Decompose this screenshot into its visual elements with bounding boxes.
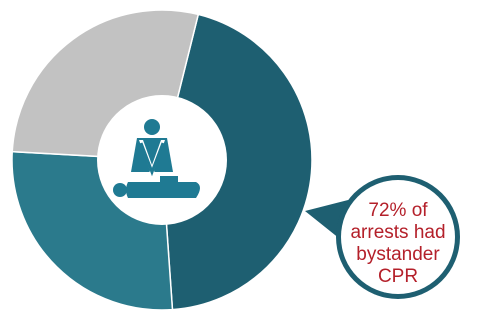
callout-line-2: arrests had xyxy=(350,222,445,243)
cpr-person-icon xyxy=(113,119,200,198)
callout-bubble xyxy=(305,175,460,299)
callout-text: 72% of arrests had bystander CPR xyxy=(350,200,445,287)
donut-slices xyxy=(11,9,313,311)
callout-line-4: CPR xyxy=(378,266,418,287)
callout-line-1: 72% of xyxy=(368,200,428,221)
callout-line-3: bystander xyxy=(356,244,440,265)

::::::::

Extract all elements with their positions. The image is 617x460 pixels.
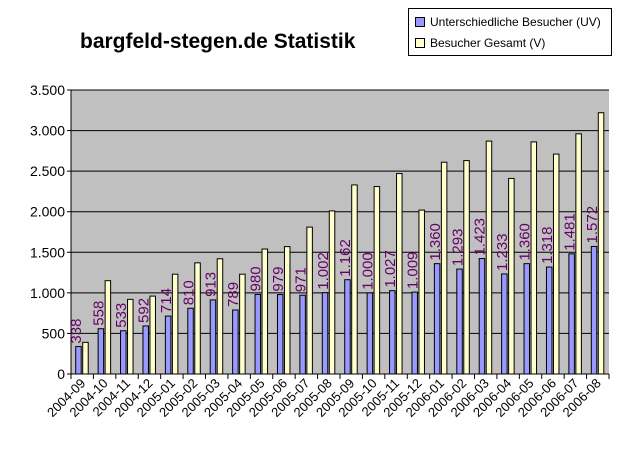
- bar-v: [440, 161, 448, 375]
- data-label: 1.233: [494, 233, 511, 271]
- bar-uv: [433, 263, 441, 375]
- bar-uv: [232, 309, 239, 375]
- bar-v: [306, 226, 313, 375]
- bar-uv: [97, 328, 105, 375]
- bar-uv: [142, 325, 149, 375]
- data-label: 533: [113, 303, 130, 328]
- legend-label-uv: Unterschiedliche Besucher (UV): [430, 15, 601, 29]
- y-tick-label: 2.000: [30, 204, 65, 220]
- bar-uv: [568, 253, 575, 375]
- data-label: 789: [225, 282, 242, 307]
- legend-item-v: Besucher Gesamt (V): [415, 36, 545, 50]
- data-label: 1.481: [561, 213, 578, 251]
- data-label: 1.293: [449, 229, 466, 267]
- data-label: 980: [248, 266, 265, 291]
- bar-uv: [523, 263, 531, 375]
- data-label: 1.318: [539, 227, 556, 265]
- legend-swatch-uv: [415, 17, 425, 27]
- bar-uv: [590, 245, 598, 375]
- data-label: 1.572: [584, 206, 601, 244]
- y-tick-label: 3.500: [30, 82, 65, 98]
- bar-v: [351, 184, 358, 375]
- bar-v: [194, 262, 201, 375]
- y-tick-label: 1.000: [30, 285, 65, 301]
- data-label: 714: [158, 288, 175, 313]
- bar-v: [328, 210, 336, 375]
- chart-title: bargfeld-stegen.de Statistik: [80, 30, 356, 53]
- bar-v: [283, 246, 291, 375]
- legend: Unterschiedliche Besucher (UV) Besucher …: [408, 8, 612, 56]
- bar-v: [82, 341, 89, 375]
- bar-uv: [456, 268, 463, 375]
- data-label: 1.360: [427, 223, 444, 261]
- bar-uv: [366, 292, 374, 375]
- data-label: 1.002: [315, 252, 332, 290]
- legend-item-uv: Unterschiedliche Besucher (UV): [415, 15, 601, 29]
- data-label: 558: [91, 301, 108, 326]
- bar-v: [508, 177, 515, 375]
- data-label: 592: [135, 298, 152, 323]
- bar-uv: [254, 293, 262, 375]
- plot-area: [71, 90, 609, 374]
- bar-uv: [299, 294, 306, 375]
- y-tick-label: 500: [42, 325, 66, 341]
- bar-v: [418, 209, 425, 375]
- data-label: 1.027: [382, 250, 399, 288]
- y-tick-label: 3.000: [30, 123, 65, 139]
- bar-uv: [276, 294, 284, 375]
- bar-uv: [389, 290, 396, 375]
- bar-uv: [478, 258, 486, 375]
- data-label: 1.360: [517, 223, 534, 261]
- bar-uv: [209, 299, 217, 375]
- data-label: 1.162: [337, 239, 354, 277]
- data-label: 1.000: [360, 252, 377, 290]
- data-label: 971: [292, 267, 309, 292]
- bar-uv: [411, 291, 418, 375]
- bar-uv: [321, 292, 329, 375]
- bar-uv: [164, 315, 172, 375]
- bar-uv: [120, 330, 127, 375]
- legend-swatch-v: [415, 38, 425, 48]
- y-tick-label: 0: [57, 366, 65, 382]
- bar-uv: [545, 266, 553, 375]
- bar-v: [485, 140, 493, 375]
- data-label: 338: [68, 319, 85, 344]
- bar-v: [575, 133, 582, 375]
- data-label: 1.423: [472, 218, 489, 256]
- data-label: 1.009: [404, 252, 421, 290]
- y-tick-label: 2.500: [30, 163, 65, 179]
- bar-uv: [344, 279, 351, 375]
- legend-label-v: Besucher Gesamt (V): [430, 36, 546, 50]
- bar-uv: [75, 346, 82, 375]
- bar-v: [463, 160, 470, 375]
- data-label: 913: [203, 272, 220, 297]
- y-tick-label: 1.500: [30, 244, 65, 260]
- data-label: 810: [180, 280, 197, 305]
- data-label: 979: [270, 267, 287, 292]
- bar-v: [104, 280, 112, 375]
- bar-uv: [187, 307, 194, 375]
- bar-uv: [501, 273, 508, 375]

::::::::

From the records above, write out the lines starting at the one containing "Extract all elements" and ending at the one containing "- data-label: 789: [225, 282, 242, 307]", keeping each line unchanged and leaving out the picture.

#### OUTPUT OF THE EXERCISE:
Extract all elements with their positions. The image is 617x460 pixels.
- bar-v: [440, 161, 448, 375]
- data-label: 1.233: [494, 233, 511, 271]
- bar-uv: [433, 263, 441, 375]
- bar-uv: [232, 309, 239, 375]
- bar-v: [306, 226, 313, 375]
- bar-uv: [97, 328, 105, 375]
- bar-uv: [142, 325, 149, 375]
- data-label: 533: [113, 303, 130, 328]
- legend-label-uv: Unterschiedliche Besucher (UV): [430, 15, 601, 29]
- y-tick-label: 2.000: [30, 204, 65, 220]
- bar-uv: [568, 253, 575, 375]
- data-label: 789: [225, 282, 242, 307]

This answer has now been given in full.